• _Exercise prompt_
What lines of the data include the string "Intensitat"? Copy them all.

• _Data_
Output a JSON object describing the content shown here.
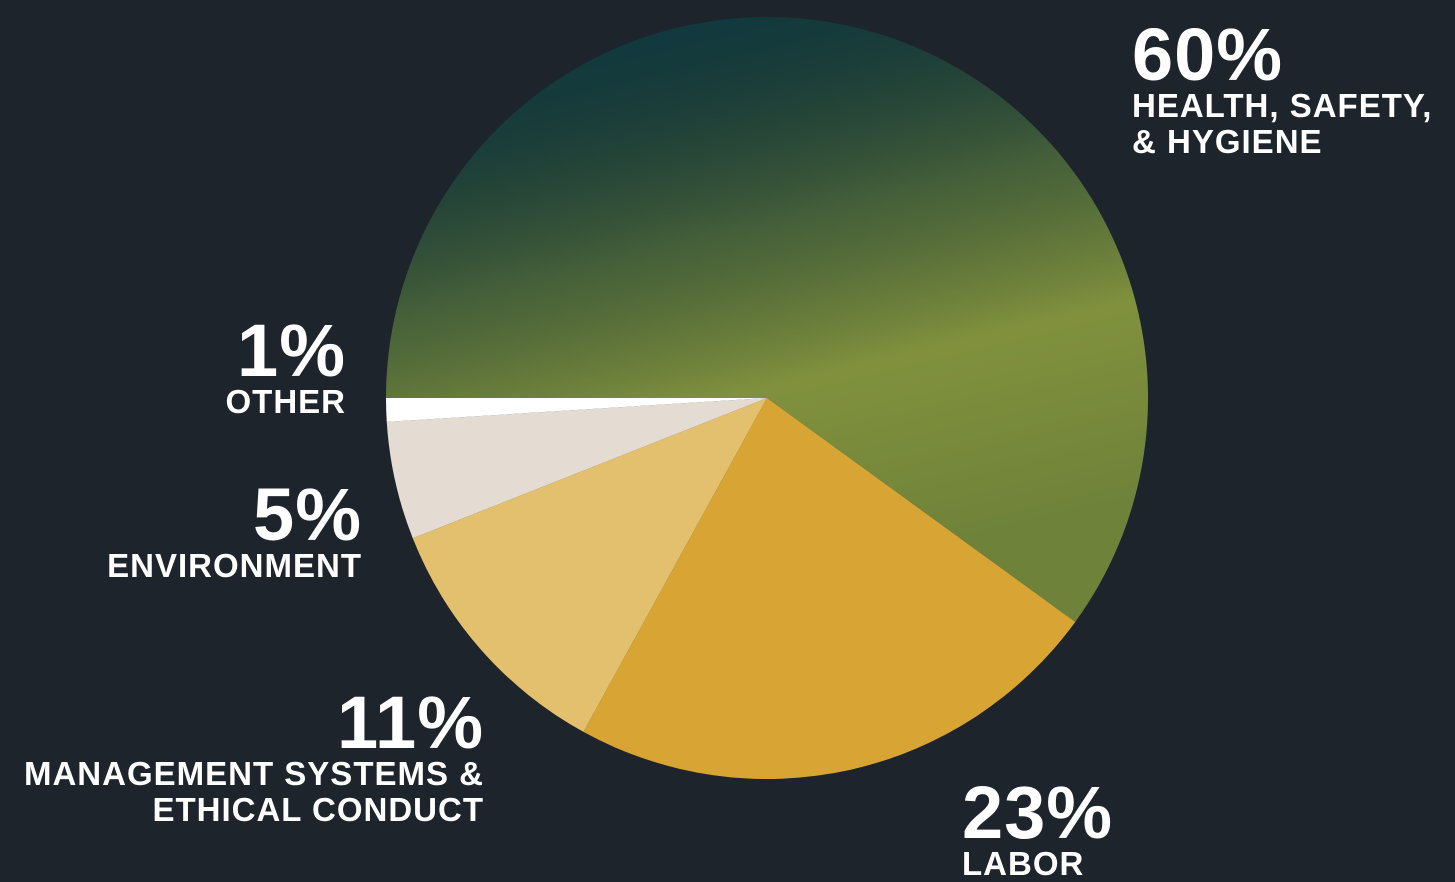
{
  "chart_data": {
    "type": "pie",
    "categories": [
      "HEALTH, SAFETY, & HYGIENE",
      "LABOR",
      "MANAGEMENT SYSTEMS & ETHICAL CONDUCT",
      "ENVIRONMENT",
      "OTHER"
    ],
    "values": [
      60,
      23,
      11,
      5,
      1
    ],
    "value_labels": [
      "60%",
      "23%",
      "11%",
      "5%",
      "1%"
    ],
    "colors": [
      "#0f3d47",
      "#d8a433",
      "#e3c06e",
      "#e4dcd2",
      "#ffffff"
    ]
  }
}
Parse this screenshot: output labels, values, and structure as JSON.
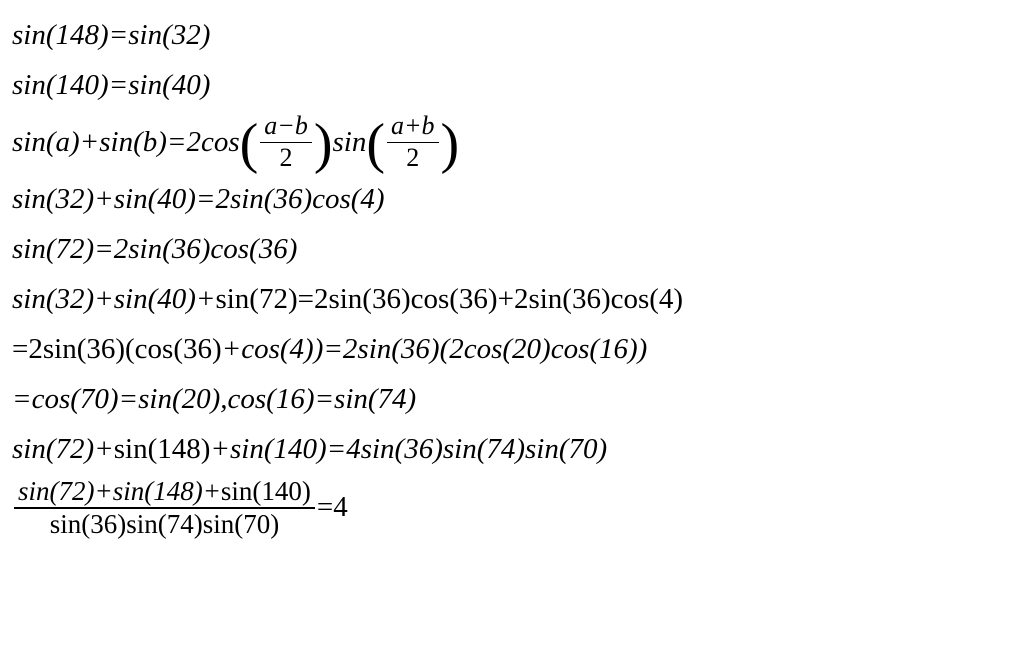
{
  "font": {
    "family": "Times New Roman",
    "style": "italic",
    "size_pt": 22,
    "color": "#000000"
  },
  "background_color": "#ffffff",
  "lines": {
    "l1": "sin(148)=sin(32)",
    "l2": "sin(140)=sin(40)",
    "l3a": "sin(a)+sin(b)=2cos",
    "l3_frac1_num": "a−b",
    "l3_frac1_den": "2",
    "l3b": "sin",
    "l3_frac2_num": "a+b",
    "l3_frac2_den": "2",
    "l4": "sin(32)+sin(40)=2sin(36)cos(4)",
    "l5": "sin(72)=2sin(36)cos(36)",
    "l6a": "sin(32)+sin(40)+",
    "l6b": "sin(72)=2sin(36)cos(36)+2sin(36)cos(4)",
    "l7a": "=2sin(36)(cos(36)",
    "l7b": "+cos(4))=2sin(36)(2cos(20)cos(16))",
    "l8": "=cos(70)=sin(20),cos(16)=sin(74)",
    "l9a": "sin(72)+",
    "l9b": "sin(148)",
    "l9c": "+sin(140)=4sin(36)sin(74)sin(70)",
    "l10_num_a": "sin(72)+sin(148)+",
    "l10_num_b": "sin(140)",
    "l10_den": "sin(36)sin(74)sin(70)",
    "l10_rhs": "=4"
  },
  "big_paren_open": "(",
  "big_paren_close": ")"
}
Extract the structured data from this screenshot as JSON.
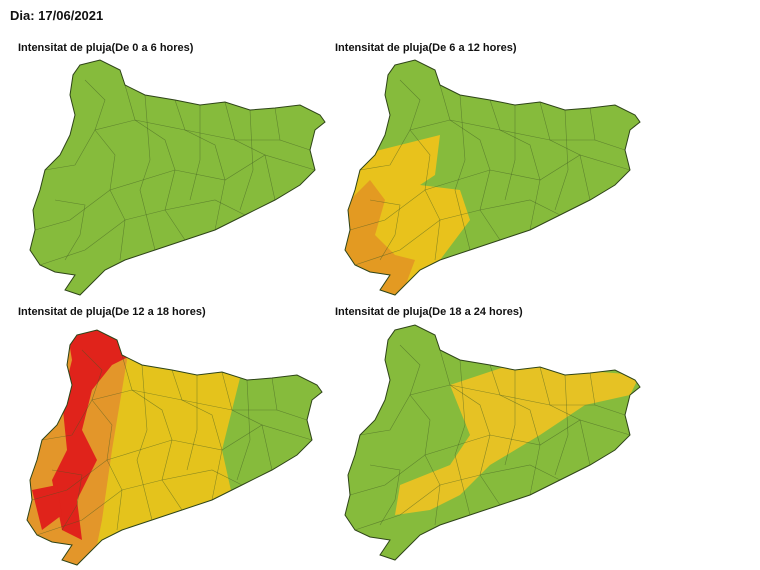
{
  "header": {
    "date": "Dia: 17/06/2021"
  },
  "maps": [
    {
      "title": "Intensitat de pluja(De 0 a 6 hores)"
    },
    {
      "title": "Intensitat de pluja(De 6 a 12 hores)"
    },
    {
      "title": "Intensitat de pluja(De 12 a 18 hores)"
    },
    {
      "title": "Intensitat de pluja(De 18 a 24 hores)"
    }
  ]
}
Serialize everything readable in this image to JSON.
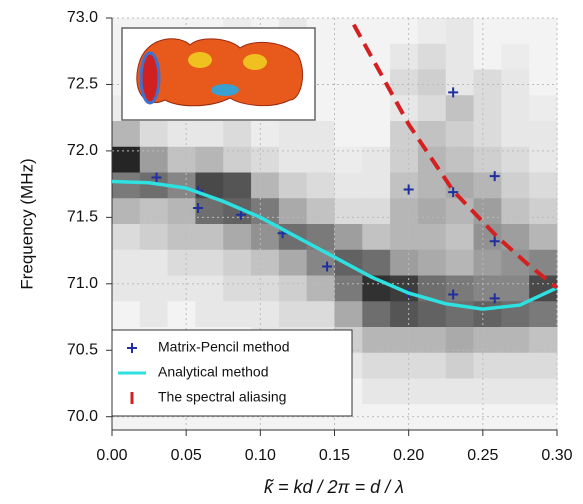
{
  "chart_data": {
    "type": "heatmap",
    "xlabel": "k̃ = kd / 2π = d / λ",
    "ylabel": "Frequency (MHz)",
    "xlim": [
      0,
      0.3
    ],
    "ylim": [
      69.9,
      73.0
    ],
    "xticks": [
      {
        "value": 0,
        "label": "0.00"
      },
      0.05,
      {
        "value": 0.1,
        "label": "0.10"
      },
      0.15,
      {
        "value": 0.2,
        "label": "0.20"
      },
      0.25,
      {
        "value": 0.3,
        "label": "0.30"
      }
    ],
    "yticks": [
      {
        "value": 70,
        "label": "70.0"
      },
      70.5,
      {
        "value": 71,
        "label": "71.0"
      },
      71.5,
      {
        "value": 72,
        "label": "72.0"
      },
      72.5,
      {
        "value": 73,
        "label": "73.0"
      }
    ],
    "grid": true,
    "legend": "bottom-left",
    "heatmap": {
      "z": [
        [
          5,
          5,
          5,
          5,
          8,
          5,
          10,
          5,
          5,
          5,
          5,
          8,
          10,
          5,
          5,
          5
        ],
        [
          5,
          5,
          5,
          5,
          5,
          5,
          5,
          5,
          5,
          5,
          10,
          15,
          10,
          5,
          8,
          5
        ],
        [
          5,
          5,
          5,
          5,
          5,
          5,
          5,
          5,
          5,
          5,
          15,
          20,
          10,
          15,
          10,
          5
        ],
        [
          8,
          5,
          5,
          5,
          5,
          5,
          5,
          5,
          5,
          5,
          10,
          15,
          25,
          15,
          10,
          8
        ],
        [
          30,
          15,
          10,
          10,
          15,
          8,
          10,
          10,
          5,
          5,
          20,
          25,
          20,
          15,
          10,
          10
        ],
        [
          90,
          40,
          25,
          30,
          20,
          15,
          10,
          10,
          8,
          10,
          20,
          30,
          25,
          20,
          15,
          10
        ],
        [
          55,
          60,
          50,
          75,
          70,
          30,
          20,
          15,
          10,
          10,
          25,
          30,
          35,
          30,
          20,
          15
        ],
        [
          30,
          25,
          30,
          60,
          65,
          55,
          35,
          25,
          15,
          15,
          30,
          35,
          30,
          40,
          25,
          20
        ],
        [
          15,
          20,
          25,
          25,
          35,
          45,
          60,
          55,
          40,
          25,
          30,
          30,
          25,
          45,
          40,
          30
        ],
        [
          10,
          10,
          15,
          15,
          20,
          25,
          35,
          50,
          65,
          60,
          40,
          35,
          30,
          40,
          45,
          50
        ],
        [
          10,
          10,
          10,
          10,
          15,
          15,
          20,
          30,
          55,
          85,
          80,
          60,
          55,
          50,
          50,
          75
        ],
        [
          5,
          10,
          5,
          10,
          10,
          10,
          15,
          15,
          35,
          60,
          70,
          65,
          60,
          65,
          60,
          55
        ],
        [
          5,
          5,
          5,
          5,
          5,
          10,
          10,
          10,
          20,
          30,
          30,
          30,
          35,
          30,
          30,
          25
        ],
        [
          5,
          5,
          5,
          5,
          5,
          5,
          5,
          10,
          10,
          15,
          15,
          15,
          20,
          15,
          15,
          15
        ],
        [
          5,
          5,
          5,
          5,
          5,
          5,
          5,
          5,
          5,
          10,
          10,
          10,
          10,
          10,
          10,
          10
        ],
        [
          5,
          5,
          5,
          5,
          5,
          5,
          5,
          5,
          5,
          5,
          5,
          5,
          5,
          5,
          5,
          5
        ]
      ]
    },
    "series": [
      {
        "name": "Matrix-Pencil method",
        "type": "scatter",
        "color": "#1f2fa0",
        "x": [
          0.03,
          0.058,
          0.058,
          0.087,
          0.115,
          0.145,
          0.2,
          0.2,
          0.23,
          0.23,
          0.23,
          0.258,
          0.258,
          0.258
        ],
        "values": [
          71.8,
          71.7,
          71.57,
          71.52,
          71.38,
          71.13,
          70.93,
          71.71,
          72.44,
          71.69,
          70.92,
          71.81,
          71.32,
          70.89
        ]
      },
      {
        "name": "Analytical method",
        "type": "line",
        "color": "#2ee0e0",
        "x": [
          0,
          0.025,
          0.05,
          0.075,
          0.1,
          0.125,
          0.15,
          0.175,
          0.2,
          0.225,
          0.25,
          0.275,
          0.3
        ],
        "values": [
          71.77,
          71.76,
          71.72,
          71.62,
          71.5,
          71.35,
          71.2,
          71.05,
          70.93,
          70.85,
          70.81,
          70.84,
          70.97
        ]
      },
      {
        "name": "The spectral aliasing",
        "type": "dashed",
        "color": "#d42020",
        "x": [
          0.163,
          0.2,
          0.23,
          0.26,
          0.28,
          0.3
        ],
        "values": [
          72.95,
          72.2,
          71.7,
          71.35,
          71.15,
          70.97
        ]
      }
    ]
  }
}
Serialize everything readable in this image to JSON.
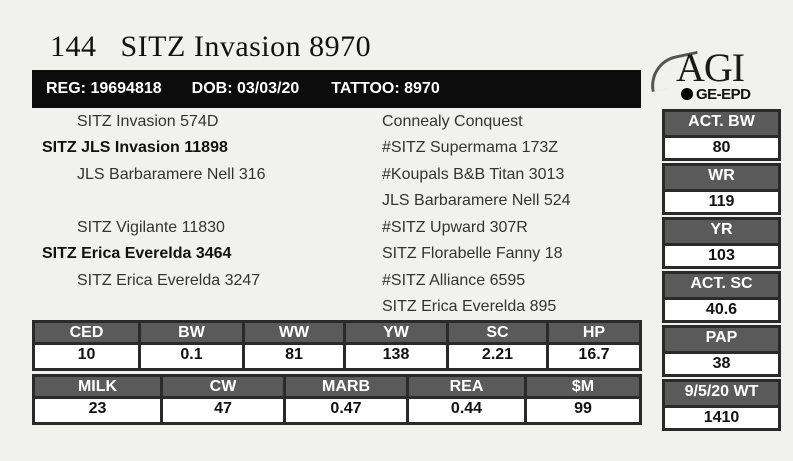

• _Complete response_
      "title": "Intensitat de pluja(De 0 a 6 hores)"
      "title": "Intensitat de pluja(De 6 a 12 hores)"
      "title": "Intensitat de pluja(De 12 a 18 hores)"
      "title": "Intensitat de pluja(De 18 a 24 hores)"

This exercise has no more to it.